**REQUIRED WORK**
Copy out each line exactly as it appears.

(Dataset rows)
start

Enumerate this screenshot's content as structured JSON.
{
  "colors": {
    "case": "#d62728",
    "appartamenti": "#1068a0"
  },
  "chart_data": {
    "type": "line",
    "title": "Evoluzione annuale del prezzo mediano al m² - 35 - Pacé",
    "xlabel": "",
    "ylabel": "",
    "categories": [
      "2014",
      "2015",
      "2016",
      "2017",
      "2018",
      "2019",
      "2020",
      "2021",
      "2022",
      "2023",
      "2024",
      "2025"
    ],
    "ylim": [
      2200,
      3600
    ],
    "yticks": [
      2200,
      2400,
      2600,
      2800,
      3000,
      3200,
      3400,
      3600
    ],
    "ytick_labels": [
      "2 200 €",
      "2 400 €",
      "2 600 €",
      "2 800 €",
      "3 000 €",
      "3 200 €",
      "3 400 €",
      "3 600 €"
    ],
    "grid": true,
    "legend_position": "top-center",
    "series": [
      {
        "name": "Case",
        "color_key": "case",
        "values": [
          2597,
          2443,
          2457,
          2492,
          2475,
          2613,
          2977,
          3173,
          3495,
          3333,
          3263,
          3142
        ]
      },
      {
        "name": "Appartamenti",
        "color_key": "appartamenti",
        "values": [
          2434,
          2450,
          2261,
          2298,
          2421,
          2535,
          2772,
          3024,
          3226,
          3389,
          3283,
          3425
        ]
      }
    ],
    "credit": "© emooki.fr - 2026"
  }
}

end

**EXPECTED ANSWER**
Enumerate this screenshot's content as structured JSON.
{
  "colors": {
    "case": "#d62728",
    "appartamenti": "#1068a0"
  },
  "chart_data": {
    "type": "line",
    "title": "Evoluzione annuale del prezzo mediano al m² - 35 - Pacé",
    "xlabel": "",
    "ylabel": "",
    "categories": [
      "2014",
      "2015",
      "2016",
      "2017",
      "2018",
      "2019",
      "2020",
      "2021",
      "2022",
      "2023",
      "2024",
      "2025"
    ],
    "ylim": [
      2200,
      3600
    ],
    "yticks": [
      2200,
      2400,
      2600,
      2800,
      3000,
      3200,
      3400,
      3600
    ],
    "ytick_labels": [
      "2 200 €",
      "2 400 €",
      "2 600 €",
      "2 800 €",
      "3 000 €",
      "3 200 €",
      "3 400 €",
      "3 600 €"
    ],
    "grid": true,
    "legend_position": "top-center",
    "series": [
      {
        "name": "Case",
        "color_key": "case",
        "values": [
          2597,
          2443,
          2457,
          2492,
          2475,
          2613,
          2977,
          3173,
          3495,
          3333,
          3263,
          3142
        ]
      },
      {
        "name": "Appartamenti",
        "color_key": "appartamenti",
        "values": [
          2434,
          2450,
          2261,
          2298,
          2421,
          2535,
          2772,
          3024,
          3226,
          3389,
          3283,
          3425
        ]
      }
    ],
    "credit": "© emooki.fr - 2026"
  }
}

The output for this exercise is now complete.